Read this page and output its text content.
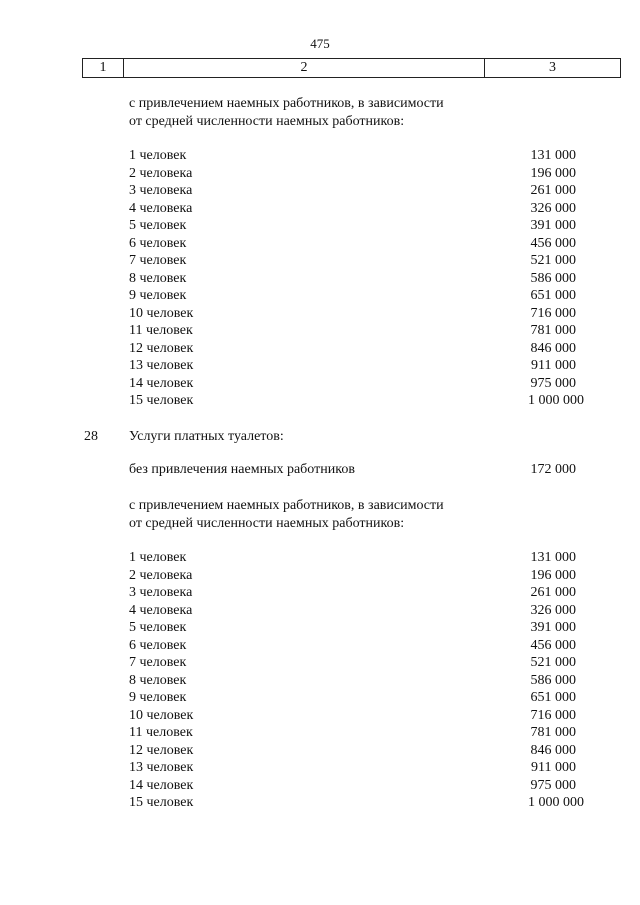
475
1	2	3
с привлечением наемных работников, в зависимости
от средней численности наемных работников:
1 человек	131 000
2 человека	196 000
3 человека	261 000
4 человека	326 000
5 человек	391 000
6 человек	456 000
7 человек	521 000
8 человек	586 000
9 человек	651 000
10 человек	716 000
11 человек	781 000
12 человек	846 000
13 человек	911 000
14 человек	975 000
15 человек	1 000 000
28	Услуги платных туалетов:
без привлечения наемных работников	172 000
с привлечением наемных работников, в зависимости
от средней численности наемных работников:
1 человек	131 000
2 человека	196 000
3 человека	261 000
4 человека	326 000
5 человек	391 000
6 человек	456 000
7 человек	521 000
8 человек	586 000
9 человек	651 000
10 человек	716 000
11 человек	781 000
12 человек	846 000
13 человек	911 000
14 человек	975 000
15 человек	1 000 000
--------------------------------
Instruction:
Your copy should hold every record word for word and none of the pictures.

Solution to the exercise:
Read this page and output its text content.
475
1	2	3
с привлечением наемных работников, в зависимости
от средней численности наемных работников:
1 человек	131 000
2 человека	196 000
3 человека	261 000
4 человека	326 000
5 человек	391 000
6 человек	456 000
7 человек	521 000
8 человек	586 000
9 человек	651 000
10 человек	716 000
11 человек	781 000
12 человек	846 000
13 человек	911 000
14 человек	975 000
15 человек	1 000 000
28	Услуги платных туалетов:
без привлечения наемных работников	172 000
с привлечением наемных работников, в зависимости
от средней численности наемных работников:
1 человек	131 000
2 человека	196 000
3 человека	261 000
4 человека	326 000
5 человек	391 000
6 человек	456 000
7 человек	521 000
8 человек	586 000
9 человек	651 000
10 человек	716 000
11 человек	781 000
12 человек	846 000
13 человек	911 000
14 человек	975 000
15 человек	1 000 000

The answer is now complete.